▸ WORK REQUIRED: Copy out each line of the listing that has the word "географический" in it.

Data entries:
^^^^

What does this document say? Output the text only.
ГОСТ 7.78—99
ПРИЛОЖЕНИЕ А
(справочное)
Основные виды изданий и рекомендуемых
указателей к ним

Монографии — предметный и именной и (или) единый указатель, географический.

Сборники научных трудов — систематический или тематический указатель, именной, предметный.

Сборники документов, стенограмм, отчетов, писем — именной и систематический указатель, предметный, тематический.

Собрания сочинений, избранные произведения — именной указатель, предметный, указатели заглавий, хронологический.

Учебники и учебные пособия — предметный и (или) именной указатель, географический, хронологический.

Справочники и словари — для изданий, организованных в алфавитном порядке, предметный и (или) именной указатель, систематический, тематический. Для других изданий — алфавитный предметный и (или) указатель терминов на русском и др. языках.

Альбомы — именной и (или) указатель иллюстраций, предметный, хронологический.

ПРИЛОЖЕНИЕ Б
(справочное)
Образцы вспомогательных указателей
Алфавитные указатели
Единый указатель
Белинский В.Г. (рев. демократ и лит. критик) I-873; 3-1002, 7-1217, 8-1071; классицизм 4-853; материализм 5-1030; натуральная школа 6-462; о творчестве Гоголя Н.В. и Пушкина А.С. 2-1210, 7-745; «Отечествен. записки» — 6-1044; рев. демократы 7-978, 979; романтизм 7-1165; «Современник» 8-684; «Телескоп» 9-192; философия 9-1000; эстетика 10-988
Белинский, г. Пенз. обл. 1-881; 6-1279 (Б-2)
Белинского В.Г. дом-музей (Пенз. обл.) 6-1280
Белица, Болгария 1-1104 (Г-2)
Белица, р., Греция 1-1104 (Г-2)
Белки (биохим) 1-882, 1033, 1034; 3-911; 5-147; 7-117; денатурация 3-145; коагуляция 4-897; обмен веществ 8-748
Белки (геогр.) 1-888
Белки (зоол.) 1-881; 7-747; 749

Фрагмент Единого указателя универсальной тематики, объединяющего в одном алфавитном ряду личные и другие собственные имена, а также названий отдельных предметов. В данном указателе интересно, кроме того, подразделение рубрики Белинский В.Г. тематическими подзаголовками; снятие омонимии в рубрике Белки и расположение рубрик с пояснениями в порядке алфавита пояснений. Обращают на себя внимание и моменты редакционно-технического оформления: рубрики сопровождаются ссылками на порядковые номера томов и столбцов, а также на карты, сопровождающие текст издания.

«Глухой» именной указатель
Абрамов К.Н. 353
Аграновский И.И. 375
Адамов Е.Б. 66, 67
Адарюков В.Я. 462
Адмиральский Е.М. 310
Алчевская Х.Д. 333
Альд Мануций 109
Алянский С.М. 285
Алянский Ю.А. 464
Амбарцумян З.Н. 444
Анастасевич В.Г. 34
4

^^^^

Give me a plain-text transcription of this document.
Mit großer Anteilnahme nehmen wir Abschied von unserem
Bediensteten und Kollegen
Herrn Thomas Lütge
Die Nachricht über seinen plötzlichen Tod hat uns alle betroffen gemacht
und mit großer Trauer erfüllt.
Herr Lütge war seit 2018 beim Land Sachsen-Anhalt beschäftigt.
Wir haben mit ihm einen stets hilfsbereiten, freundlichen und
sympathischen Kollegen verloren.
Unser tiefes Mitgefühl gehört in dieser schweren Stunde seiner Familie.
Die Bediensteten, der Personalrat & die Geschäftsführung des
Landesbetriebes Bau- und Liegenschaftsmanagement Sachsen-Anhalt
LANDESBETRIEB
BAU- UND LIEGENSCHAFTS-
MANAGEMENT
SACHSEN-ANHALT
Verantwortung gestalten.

^^^^

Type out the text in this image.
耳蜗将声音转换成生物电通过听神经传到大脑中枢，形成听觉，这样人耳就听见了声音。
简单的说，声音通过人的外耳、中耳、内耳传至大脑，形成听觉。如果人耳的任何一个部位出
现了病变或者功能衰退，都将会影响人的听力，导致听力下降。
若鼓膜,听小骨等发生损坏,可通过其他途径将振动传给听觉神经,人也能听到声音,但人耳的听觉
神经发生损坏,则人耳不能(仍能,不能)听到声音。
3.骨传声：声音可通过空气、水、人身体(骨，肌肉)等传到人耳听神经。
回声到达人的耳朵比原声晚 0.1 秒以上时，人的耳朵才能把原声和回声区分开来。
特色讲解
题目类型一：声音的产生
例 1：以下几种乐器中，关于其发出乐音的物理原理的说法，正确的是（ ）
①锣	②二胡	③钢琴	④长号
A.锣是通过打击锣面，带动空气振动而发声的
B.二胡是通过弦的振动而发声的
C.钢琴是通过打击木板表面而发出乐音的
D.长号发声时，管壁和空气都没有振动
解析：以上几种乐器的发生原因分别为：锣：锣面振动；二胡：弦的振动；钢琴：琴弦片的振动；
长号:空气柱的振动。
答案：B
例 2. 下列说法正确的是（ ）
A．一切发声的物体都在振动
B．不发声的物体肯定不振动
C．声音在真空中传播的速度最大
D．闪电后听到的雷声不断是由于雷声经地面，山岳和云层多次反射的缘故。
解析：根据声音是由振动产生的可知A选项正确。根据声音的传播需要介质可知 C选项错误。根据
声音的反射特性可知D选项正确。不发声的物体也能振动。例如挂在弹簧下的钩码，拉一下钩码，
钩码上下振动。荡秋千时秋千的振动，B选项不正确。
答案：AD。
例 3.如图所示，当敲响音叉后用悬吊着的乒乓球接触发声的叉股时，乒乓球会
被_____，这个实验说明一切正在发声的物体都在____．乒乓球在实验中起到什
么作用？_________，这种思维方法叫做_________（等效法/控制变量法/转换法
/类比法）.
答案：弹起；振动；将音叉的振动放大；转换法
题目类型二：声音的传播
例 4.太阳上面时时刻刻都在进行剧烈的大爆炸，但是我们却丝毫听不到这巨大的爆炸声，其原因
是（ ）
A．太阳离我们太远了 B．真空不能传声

^^^^

▸ THE COMPLETED TASK:
Монографии — предметный и именной и (или) единый указатель, географический.
Учебники и учебные пособия — предметный и (или) именной указатель, географический, хронологический.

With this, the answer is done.